-- WHAT THE EXERCISE ASKS --
Rewrite the listing from its first line through the line containing "Localize 8 of", swapping every "hero" for "banner" and leaving everything else unchanged.
::: DATA RECORDS :::
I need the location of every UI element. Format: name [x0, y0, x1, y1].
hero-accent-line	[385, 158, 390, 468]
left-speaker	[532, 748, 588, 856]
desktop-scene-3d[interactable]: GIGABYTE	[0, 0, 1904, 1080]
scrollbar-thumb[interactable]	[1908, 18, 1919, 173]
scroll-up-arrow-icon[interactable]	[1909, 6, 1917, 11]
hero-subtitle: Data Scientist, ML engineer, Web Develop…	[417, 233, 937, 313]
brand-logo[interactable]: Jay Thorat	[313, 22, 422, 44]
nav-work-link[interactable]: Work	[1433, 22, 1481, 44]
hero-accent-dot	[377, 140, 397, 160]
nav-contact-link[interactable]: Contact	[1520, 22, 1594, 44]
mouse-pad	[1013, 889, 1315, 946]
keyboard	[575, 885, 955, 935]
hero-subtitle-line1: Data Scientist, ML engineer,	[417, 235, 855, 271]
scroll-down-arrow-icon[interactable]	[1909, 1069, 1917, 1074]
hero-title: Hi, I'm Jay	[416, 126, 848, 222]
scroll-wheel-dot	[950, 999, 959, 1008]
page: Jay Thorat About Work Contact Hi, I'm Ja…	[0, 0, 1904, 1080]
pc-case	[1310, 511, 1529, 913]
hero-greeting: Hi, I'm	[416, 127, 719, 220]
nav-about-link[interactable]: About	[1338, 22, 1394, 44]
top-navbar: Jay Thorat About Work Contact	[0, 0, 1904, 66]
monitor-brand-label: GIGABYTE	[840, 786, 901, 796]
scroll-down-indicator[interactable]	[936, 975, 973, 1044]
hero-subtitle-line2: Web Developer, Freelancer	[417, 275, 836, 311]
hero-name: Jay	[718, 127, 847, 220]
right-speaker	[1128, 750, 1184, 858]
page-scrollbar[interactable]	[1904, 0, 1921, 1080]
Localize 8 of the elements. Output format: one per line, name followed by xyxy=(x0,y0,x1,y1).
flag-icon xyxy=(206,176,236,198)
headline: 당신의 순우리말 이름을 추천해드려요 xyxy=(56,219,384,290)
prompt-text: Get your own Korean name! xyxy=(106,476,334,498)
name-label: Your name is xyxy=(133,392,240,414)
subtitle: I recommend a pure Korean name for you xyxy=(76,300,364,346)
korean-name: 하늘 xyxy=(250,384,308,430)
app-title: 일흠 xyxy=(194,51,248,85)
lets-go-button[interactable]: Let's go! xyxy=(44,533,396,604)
:::
-- THE SOLUTION --
I need the location of every UI element. Format: name [x0, y0, x1, y1].
banner-accent-line	[385, 158, 390, 468]
left-speaker	[532, 748, 588, 856]
desktop-scene-3d[interactable]: GIGABYTE	[0, 0, 1904, 1080]
scrollbar-thumb[interactable]	[1908, 18, 1919, 173]
scroll-up-arrow-icon[interactable]	[1909, 6, 1917, 11]
banner-subtitle: Data Scientist, ML engineer, Web Develop…	[417, 233, 937, 313]
brand-logo[interactable]: Jay Thorat	[313, 22, 422, 44]
nav-work-link[interactable]: Work	[1433, 22, 1481, 44]
banner-accent-dot	[377, 140, 397, 160]
nav-contact-link[interactable]: Contact	[1520, 22, 1594, 44]
mouse-pad	[1013, 889, 1315, 946]
keyboard	[575, 885, 955, 935]
banner-subtitle-line1: Data Scientist, ML engineer,	[417, 235, 855, 271]
scroll-down-arrow-icon[interactable]	[1909, 1069, 1917, 1074]
banner-title: Hi, I'm Jay	[416, 126, 848, 222]
scroll-wheel-dot	[950, 999, 959, 1008]
page: Jay Thorat About Work Contact Hi, I'm Ja…	[0, 0, 1904, 1080]
pc-case	[1310, 511, 1529, 913]
banner-greeting: Hi, I'm	[416, 127, 719, 220]
nav-about-link[interactable]: About	[1338, 22, 1394, 44]
top-navbar: Jay Thorat About Work Contact	[0, 0, 1904, 66]
monitor-brand-label: GIGABYTE	[840, 786, 901, 796]
scroll-down-indicator[interactable]	[936, 975, 973, 1044]
banner-subtitle-line2: Web Developer, Freelancer	[417, 275, 836, 311]
banner-name: Jay	[718, 127, 847, 220]
right-speaker	[1128, 750, 1184, 858]
page-scrollbar[interactable]	[1904, 0, 1921, 1080]
Localize 8 of the elements. Output format: one per line, name followed by xyxy=(x0,y0,x1,y1).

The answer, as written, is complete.